Task goal: Give the records back in full, exactly as they read.

+---+

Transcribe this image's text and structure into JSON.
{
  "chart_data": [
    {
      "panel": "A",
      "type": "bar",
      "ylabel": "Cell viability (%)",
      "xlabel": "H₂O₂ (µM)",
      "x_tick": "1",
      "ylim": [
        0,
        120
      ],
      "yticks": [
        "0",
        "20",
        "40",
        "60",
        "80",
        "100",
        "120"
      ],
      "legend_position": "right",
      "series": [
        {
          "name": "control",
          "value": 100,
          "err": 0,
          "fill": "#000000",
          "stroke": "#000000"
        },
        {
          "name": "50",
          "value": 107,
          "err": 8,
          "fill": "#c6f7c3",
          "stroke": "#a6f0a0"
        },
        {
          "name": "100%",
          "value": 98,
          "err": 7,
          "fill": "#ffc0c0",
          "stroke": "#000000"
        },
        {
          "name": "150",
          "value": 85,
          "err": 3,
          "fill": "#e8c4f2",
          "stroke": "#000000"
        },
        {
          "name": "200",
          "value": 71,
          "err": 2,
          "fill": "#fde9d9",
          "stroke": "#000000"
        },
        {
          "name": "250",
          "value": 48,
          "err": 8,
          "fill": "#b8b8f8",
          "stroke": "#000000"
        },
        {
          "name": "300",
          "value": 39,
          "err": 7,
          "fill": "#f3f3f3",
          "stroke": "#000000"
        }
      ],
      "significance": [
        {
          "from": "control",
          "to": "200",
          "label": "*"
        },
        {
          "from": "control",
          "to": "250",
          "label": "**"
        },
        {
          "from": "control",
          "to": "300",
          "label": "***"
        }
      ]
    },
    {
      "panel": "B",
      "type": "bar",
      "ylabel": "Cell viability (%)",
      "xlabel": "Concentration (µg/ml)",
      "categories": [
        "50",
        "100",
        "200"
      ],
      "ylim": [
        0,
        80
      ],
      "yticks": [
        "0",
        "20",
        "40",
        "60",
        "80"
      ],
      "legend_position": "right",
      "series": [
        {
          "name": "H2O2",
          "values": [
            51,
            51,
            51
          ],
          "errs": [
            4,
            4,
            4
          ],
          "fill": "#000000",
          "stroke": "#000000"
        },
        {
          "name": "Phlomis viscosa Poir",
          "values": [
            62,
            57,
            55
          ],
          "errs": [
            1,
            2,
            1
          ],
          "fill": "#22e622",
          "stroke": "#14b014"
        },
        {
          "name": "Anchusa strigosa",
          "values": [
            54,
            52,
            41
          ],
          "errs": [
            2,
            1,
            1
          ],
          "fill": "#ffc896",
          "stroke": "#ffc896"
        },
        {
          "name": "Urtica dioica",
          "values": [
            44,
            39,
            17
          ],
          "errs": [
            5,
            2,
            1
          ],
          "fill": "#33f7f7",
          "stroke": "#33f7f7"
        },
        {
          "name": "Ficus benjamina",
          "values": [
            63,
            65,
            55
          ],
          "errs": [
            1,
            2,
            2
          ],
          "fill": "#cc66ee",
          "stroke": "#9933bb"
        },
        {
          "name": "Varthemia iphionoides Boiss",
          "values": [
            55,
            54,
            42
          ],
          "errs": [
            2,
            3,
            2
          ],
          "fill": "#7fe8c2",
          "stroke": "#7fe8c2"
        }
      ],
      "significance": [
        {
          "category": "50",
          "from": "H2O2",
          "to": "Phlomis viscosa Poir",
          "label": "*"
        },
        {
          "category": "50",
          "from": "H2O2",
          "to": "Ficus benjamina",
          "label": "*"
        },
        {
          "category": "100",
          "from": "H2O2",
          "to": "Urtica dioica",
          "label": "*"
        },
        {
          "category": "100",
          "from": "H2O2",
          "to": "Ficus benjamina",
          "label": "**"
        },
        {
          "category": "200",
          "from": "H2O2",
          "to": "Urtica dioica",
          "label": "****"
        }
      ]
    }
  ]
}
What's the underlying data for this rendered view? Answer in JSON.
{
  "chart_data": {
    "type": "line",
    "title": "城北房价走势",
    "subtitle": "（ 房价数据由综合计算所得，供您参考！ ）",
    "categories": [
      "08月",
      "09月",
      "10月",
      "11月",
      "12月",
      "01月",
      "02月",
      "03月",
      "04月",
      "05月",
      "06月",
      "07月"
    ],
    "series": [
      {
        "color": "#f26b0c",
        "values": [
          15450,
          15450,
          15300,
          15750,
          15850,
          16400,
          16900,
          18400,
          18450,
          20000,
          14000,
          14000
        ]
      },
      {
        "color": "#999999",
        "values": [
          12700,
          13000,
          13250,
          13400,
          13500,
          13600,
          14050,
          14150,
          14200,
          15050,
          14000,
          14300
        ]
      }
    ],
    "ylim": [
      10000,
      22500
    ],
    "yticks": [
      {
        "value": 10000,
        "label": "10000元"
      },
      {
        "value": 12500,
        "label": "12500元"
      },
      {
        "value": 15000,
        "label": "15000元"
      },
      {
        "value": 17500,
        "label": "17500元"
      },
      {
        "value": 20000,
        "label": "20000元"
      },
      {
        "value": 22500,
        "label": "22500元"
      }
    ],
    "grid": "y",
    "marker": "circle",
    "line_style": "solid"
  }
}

+---+

Task result:
Transcribe this image's text and structure into JSON.
{
  "chart_data": [
    {
      "panel": "A",
      "type": "bar",
      "ylabel": "Cell viability (%)",
      "xlabel": "H₂O₂ (µM)",
      "x_tick": "1",
      "ylim": [
        0,
        120
      ],
      "yticks": [
        "0",
        "20",
        "40",
        "60",
        "80",
        "100",
        "120"
      ],
      "legend_position": "right",
      "series": [
        {
          "name": "control",
          "value": 100,
          "err": 0,
          "fill": "#000000",
          "stroke": "#000000"
        },
        {
          "name": "50",
          "value": 107,
          "err": 8,
          "fill": "#c6f7c3",
          "stroke": "#a6f0a0"
        },
        {
          "name": "100%",
          "value": 98,
          "err": 7,
          "fill": "#ffc0c0",
          "stroke": "#000000"
        },
        {
          "name": "150",
          "value": 85,
          "err": 3,
          "fill": "#e8c4f2",
          "stroke": "#000000"
        },
        {
          "name": "200",
          "value": 71,
          "err": 2,
          "fill": "#fde9d9",
          "stroke": "#000000"
        },
        {
          "name": "250",
          "value": 48,
          "err": 8,
          "fill": "#b8b8f8",
          "stroke": "#000000"
        },
        {
          "name": "300",
          "value": 39,
          "err": 7,
          "fill": "#f3f3f3",
          "stroke": "#000000"
        }
      ],
      "significance": [
        {
          "from": "control",
          "to": "200",
          "label": "*"
        },
        {
          "from": "control",
          "to": "250",
          "label": "**"
        },
        {
          "from": "control",
          "to": "300",
          "label": "***"
        }
      ]
    },
    {
      "panel": "B",
      "type": "bar",
      "ylabel": "Cell viability (%)",
      "xlabel": "Concentration (µg/ml)",
      "categories": [
        "50",
        "100",
        "200"
      ],
      "ylim": [
        0,
        80
      ],
      "yticks": [
        "0",
        "20",
        "40",
        "60",
        "80"
      ],
      "legend_position": "right",
      "series": [
        {
          "name": "H2O2",
          "values": [
            51,
            51,
            51
          ],
          "errs": [
            4,
            4,
            4
          ],
          "fill": "#000000",
          "stroke": "#000000"
        },
        {
          "name": "Phlomis viscosa Poir",
          "values": [
            62,
            57,
            55
          ],
          "errs": [
            1,
            2,
            1
          ],
          "fill": "#22e622",
          "stroke": "#14b014"
        },
        {
          "name": "Anchusa strigosa",
          "values": [
            54,
            52,
            41
          ],
          "errs": [
            2,
            1,
            1
          ],
          "fill": "#ffc896",
          "stroke": "#ffc896"
        },
        {
          "name": "Urtica dioica",
          "values": [
            44,
            39,
            17
          ],
          "errs": [
            5,
            2,
            1
          ],
          "fill": "#33f7f7",
          "stroke": "#33f7f7"
        },
        {
          "name": "Ficus benjamina",
          "values": [
            63,
            65,
            55
          ],
          "errs": [
            1,
            2,
            2
          ],
          "fill": "#cc66ee",
          "stroke": "#9933bb"
        },
        {
          "name": "Varthemia iphionoides Boiss",
          "values": [
            55,
            54,
            42
          ],
          "errs": [
            2,
            3,
            2
          ],
          "fill": "#7fe8c2",
          "stroke": "#7fe8c2"
        }
      ],
      "significance": [
        {
          "category": "50",
          "from": "H2O2",
          "to": "Phlomis viscosa Poir",
          "label": "*"
        },
        {
          "category": "50",
          "from": "H2O2",
          "to": "Ficus benjamina",
          "label": "*"
        },
        {
          "category": "100",
          "from": "H2O2",
          "to": "Urtica dioica",
          "label": "*"
        },
        {
          "category": "100",
          "from": "H2O2",
          "to": "Ficus benjamina",
          "label": "**"
        },
        {
          "category": "200",
          "from": "H2O2",
          "to": "Urtica dioica",
          "label": "****"
        }
      ]
    }
  ]
}
What's the underlying data for this rendered view? Answer in JSON.
{
  "chart_data": {
    "type": "line",
    "title": "城北房价走势",
    "subtitle": "（ 房价数据由综合计算所得，供您参考！ ）",
    "categories": [
      "08月",
      "09月",
      "10月",
      "11月",
      "12月",
      "01月",
      "02月",
      "03月",
      "04月",
      "05月",
      "06月",
      "07月"
    ],
    "series": [
      {
        "color": "#f26b0c",
        "values": [
          15450,
          15450,
          15300,
          15750,
          15850,
          16400,
          16900,
          18400,
          18450,
          20000,
          14000,
          14000
        ]
      },
      {
        "color": "#999999",
        "values": [
          12700,
          13000,
          13250,
          13400,
          13500,
          13600,
          14050,
          14150,
          14200,
          15050,
          14000,
          14300
        ]
      }
    ],
    "ylim": [
      10000,
      22500
    ],
    "yticks": [
      {
        "value": 10000,
        "label": "10000元"
      },
      {
        "value": 12500,
        "label": "12500元"
      },
      {
        "value": 15000,
        "label": "15000元"
      },
      {
        "value": 17500,
        "label": "17500元"
      },
      {
        "value": 20000,
        "label": "20000元"
      },
      {
        "value": 22500,
        "label": "22500元"
      }
    ],
    "grid": "y",
    "marker": "circle",
    "line_style": "solid"
  }
}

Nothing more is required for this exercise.